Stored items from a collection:
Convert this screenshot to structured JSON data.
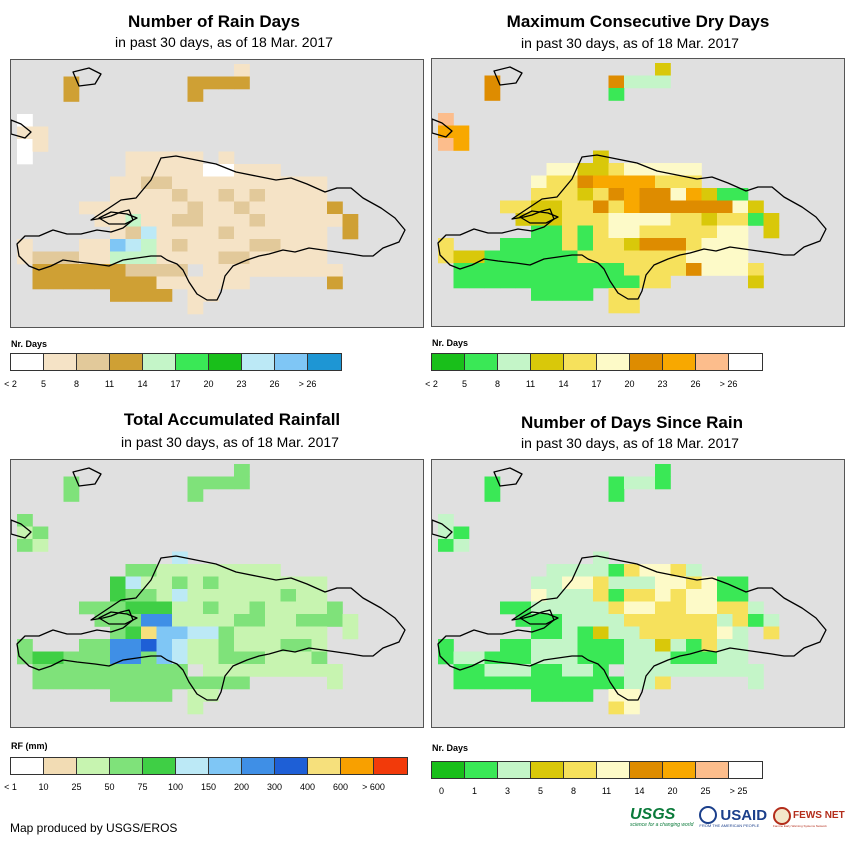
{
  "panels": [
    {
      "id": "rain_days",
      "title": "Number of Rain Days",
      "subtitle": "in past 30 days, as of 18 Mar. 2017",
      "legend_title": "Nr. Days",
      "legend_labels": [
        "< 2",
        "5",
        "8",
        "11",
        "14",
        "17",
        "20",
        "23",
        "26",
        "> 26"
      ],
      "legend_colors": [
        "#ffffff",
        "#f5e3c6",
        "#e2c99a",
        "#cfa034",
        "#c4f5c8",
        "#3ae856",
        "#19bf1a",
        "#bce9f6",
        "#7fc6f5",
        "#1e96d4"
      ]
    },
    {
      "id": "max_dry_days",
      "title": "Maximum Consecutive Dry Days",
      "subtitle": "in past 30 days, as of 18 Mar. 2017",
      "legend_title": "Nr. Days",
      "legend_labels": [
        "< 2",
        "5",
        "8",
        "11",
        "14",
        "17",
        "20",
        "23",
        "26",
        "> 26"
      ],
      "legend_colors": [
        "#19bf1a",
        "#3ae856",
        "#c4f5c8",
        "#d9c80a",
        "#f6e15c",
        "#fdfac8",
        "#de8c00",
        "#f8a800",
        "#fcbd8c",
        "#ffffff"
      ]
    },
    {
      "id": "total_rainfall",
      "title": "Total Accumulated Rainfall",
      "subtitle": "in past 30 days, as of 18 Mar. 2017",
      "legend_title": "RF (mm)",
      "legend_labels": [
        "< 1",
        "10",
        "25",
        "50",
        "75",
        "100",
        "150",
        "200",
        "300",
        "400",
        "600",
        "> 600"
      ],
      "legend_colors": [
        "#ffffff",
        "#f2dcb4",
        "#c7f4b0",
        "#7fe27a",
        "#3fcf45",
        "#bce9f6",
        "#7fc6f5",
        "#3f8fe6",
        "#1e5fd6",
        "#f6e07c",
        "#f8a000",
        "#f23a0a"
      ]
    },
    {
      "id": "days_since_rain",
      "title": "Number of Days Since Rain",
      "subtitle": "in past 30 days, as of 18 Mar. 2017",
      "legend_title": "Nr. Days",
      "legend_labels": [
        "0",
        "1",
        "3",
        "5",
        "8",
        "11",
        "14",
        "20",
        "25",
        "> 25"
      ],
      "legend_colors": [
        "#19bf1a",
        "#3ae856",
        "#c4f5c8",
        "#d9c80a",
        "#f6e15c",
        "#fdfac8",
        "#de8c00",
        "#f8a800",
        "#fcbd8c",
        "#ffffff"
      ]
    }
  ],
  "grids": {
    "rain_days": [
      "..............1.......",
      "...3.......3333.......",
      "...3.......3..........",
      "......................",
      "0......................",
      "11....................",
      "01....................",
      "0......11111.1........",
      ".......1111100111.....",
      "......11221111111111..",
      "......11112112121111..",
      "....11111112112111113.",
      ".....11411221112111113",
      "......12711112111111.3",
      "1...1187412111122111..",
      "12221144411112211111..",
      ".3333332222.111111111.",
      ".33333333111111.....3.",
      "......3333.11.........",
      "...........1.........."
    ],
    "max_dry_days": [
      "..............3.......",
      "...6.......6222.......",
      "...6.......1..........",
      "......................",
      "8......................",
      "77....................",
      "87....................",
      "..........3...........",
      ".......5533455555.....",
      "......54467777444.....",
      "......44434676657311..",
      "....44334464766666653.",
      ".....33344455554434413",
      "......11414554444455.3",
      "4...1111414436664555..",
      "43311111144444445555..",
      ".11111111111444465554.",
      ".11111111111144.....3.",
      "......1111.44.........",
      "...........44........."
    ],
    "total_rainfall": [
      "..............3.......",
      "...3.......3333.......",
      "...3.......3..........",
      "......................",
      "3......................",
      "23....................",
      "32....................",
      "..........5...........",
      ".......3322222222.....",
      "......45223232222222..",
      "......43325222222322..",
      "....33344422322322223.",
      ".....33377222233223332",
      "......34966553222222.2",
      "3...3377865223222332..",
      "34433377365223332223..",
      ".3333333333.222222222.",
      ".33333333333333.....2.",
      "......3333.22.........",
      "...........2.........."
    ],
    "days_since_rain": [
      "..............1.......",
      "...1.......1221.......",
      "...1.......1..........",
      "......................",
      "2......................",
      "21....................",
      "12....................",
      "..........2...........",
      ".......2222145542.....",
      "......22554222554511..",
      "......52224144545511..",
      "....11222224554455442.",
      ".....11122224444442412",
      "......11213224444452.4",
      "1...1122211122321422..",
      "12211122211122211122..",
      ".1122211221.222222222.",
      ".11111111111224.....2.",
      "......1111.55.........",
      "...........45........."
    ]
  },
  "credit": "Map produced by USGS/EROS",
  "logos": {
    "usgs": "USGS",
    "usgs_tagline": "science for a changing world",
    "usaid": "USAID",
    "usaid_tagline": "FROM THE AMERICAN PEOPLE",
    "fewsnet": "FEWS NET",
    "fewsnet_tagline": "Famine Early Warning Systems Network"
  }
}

§ **What you should do**
Repeat each record exactly, with the pictures left out.

§ **Exercise solution**
Convert this screenshot to structured JSON data.
{
  "panels": [
    {
      "id": "rain_days",
      "title": "Number of Rain Days",
      "subtitle": "in past 30 days, as of 18 Mar. 2017",
      "legend_title": "Nr. Days",
      "legend_labels": [
        "< 2",
        "5",
        "8",
        "11",
        "14",
        "17",
        "20",
        "23",
        "26",
        "> 26"
      ],
      "legend_colors": [
        "#ffffff",
        "#f5e3c6",
        "#e2c99a",
        "#cfa034",
        "#c4f5c8",
        "#3ae856",
        "#19bf1a",
        "#bce9f6",
        "#7fc6f5",
        "#1e96d4"
      ]
    },
    {
      "id": "max_dry_days",
      "title": "Maximum Consecutive Dry Days",
      "subtitle": "in past 30 days, as of 18 Mar. 2017",
      "legend_title": "Nr. Days",
      "legend_labels": [
        "< 2",
        "5",
        "8",
        "11",
        "14",
        "17",
        "20",
        "23",
        "26",
        "> 26"
      ],
      "legend_colors": [
        "#19bf1a",
        "#3ae856",
        "#c4f5c8",
        "#d9c80a",
        "#f6e15c",
        "#fdfac8",
        "#de8c00",
        "#f8a800",
        "#fcbd8c",
        "#ffffff"
      ]
    },
    {
      "id": "total_rainfall",
      "title": "Total Accumulated Rainfall",
      "subtitle": "in past 30 days, as of 18 Mar. 2017",
      "legend_title": "RF (mm)",
      "legend_labels": [
        "< 1",
        "10",
        "25",
        "50",
        "75",
        "100",
        "150",
        "200",
        "300",
        "400",
        "600",
        "> 600"
      ],
      "legend_colors": [
        "#ffffff",
        "#f2dcb4",
        "#c7f4b0",
        "#7fe27a",
        "#3fcf45",
        "#bce9f6",
        "#7fc6f5",
        "#3f8fe6",
        "#1e5fd6",
        "#f6e07c",
        "#f8a000",
        "#f23a0a"
      ]
    },
    {
      "id": "days_since_rain",
      "title": "Number of Days Since Rain",
      "subtitle": "in past 30 days, as of 18 Mar. 2017",
      "legend_title": "Nr. Days",
      "legend_labels": [
        "0",
        "1",
        "3",
        "5",
        "8",
        "11",
        "14",
        "20",
        "25",
        "> 25"
      ],
      "legend_colors": [
        "#19bf1a",
        "#3ae856",
        "#c4f5c8",
        "#d9c80a",
        "#f6e15c",
        "#fdfac8",
        "#de8c00",
        "#f8a800",
        "#fcbd8c",
        "#ffffff"
      ]
    }
  ],
  "grids": {
    "rain_days": [
      "..............1.......",
      "...3.......3333.......",
      "...3.......3..........",
      "......................",
      "0......................",
      "11....................",
      "01....................",
      "0......11111.1........",
      ".......1111100111.....",
      "......11221111111111..",
      "......11112112121111..",
      "....11111112112111113.",
      ".....11411221112111113",
      "......12711112111111.3",
      "1...1187412111122111..",
      "12221144411112211111..",
      ".3333332222.111111111.",
      ".33333333111111.....3.",
      "......3333.11.........",
      "...........1.........."
    ],
    "max_dry_days": [
      "..............3.......",
      "...6.......6222.......",
      "...6.......1..........",
      "......................",
      "8......................",
      "77....................",
      "87....................",
      "..........3...........",
      ".......5533455555.....",
      "......54467777444.....",
      "......44434676657311..",
      "....44334464766666653.",
      ".....33344455554434413",
      "......11414554444455.3",
      "4...1111414436664555..",
      "43311111144444445555..",
      ".11111111111444465554.",
      ".11111111111144.....3.",
      "......1111.44.........",
      "...........44........."
    ],
    "total_rainfall": [
      "..............3.......",
      "...3.......3333.......",
      "...3.......3..........",
      "......................",
      "3......................",
      "23....................",
      "32....................",
      "..........5...........",
      ".......3322222222.....",
      "......45223232222222..",
      "......43325222222322..",
      "....33344422322322223.",
      ".....33377222233223332",
      "......34966553222222.2",
      "3...3377865223222332..",
      "34433377365223332223..",
      ".3333333333.222222222.",
      ".33333333333333.....2.",
      "......3333.22.........",
      "...........2.........."
    ],
    "days_since_rain": [
      "..............1.......",
      "...1.......1221.......",
      "...1.......1..........",
      "......................",
      "2......................",
      "21....................",
      "12....................",
      "..........2...........",
      ".......2222145542.....",
      "......22554222554511..",
      "......52224144545511..",
      "....11222224554455442.",
      ".....11122224444442412",
      "......11213224444452.4",
      "1...1122211122321422..",
      "12211122211122211122..",
      ".1122211221.222222222.",
      ".11111111111224.....2.",
      "......1111.55.........",
      "...........45........."
    ]
  },
  "credit": "Map produced by USGS/EROS",
  "logos": {
    "usgs": "USGS",
    "usgs_tagline": "science for a changing world",
    "usaid": "USAID",
    "usaid_tagline": "FROM THE AMERICAN PEOPLE",
    "fewsnet": "FEWS NET",
    "fewsnet_tagline": "Famine Early Warning Systems Network"
  }
}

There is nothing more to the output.